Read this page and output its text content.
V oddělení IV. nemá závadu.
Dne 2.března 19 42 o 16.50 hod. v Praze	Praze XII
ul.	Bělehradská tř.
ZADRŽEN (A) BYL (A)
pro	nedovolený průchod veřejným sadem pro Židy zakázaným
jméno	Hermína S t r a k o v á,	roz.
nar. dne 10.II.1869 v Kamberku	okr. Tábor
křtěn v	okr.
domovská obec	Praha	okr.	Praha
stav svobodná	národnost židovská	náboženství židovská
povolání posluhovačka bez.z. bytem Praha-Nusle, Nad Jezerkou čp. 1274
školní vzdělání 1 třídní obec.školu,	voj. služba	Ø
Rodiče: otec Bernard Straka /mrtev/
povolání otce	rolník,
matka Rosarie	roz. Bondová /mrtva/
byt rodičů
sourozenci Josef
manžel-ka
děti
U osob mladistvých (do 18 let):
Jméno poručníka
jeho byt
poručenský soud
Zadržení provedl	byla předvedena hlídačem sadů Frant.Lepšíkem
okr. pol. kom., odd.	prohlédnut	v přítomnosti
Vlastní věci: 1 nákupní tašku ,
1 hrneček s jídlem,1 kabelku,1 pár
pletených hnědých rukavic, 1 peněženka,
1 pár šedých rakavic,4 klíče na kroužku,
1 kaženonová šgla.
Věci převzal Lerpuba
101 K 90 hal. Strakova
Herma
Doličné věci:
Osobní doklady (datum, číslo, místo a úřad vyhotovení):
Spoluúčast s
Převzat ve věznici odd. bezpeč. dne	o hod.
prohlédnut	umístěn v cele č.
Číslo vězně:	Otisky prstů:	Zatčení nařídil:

Work to be completed: All of the material above needs to be retyped word for word.

Finished answer:
Read this page and output its text content.
V oddělení IV. nemá závadu.
Dne 2.března 19 42 o 16.50 hod. v Praze	Praze XII
ul.	Bělehradská tř.
ZADRŽEN (A) BYL (A)
pro	nedovolený průchod veřejným sadem pro Židy zakázaným
jméno	Hermína S t r a k o v á,	roz.
nar. dne 10.II.1869 v Kamberku	okr. Tábor
křtěn v	okr.
domovská obec	Praha	okr.	Praha
stav svobodná	národnost židovská	náboženství židovská
povolání posluhovačka bez.z. bytem Praha-Nusle, Nad Jezerkou čp. 1274
školní vzdělání 1 třídní obec.školu,	voj. služba	Ø
Rodiče: otec Bernard Straka /mrtev/
povolání otce	rolník,
matka Rosarie	roz. Bondová /mrtva/
byt rodičů
sourozenci Josef
manžel-ka
děti
U osob mladistvých (do 18 let):
Jméno poručníka
jeho byt
poručenský soud
Zadržení provedl	byla předvedena hlídačem sadů Frant.Lepšíkem
okr. pol. kom., odd.	prohlédnut	v přítomnosti
Vlastní věci: 1 nákupní tašku ,
1 hrneček s jídlem,1 kabelku,1 pár
pletených hnědých rukavic, 1 peněženka,
1 pár šedých rakavic,4 klíče na kroužku,
1 kaženonová šgla.
Věci převzal Lerpuba
101 K 90 hal. Strakova
Herma
Doličné věci:
Osobní doklady (datum, číslo, místo a úřad vyhotovení):
Spoluúčast s
Převzat ve věznici odd. bezpeč. dne	o hod.
prohlédnut	umístěn v cele č.
Číslo vězně:	Otisky prstů:	Zatčení nařídil:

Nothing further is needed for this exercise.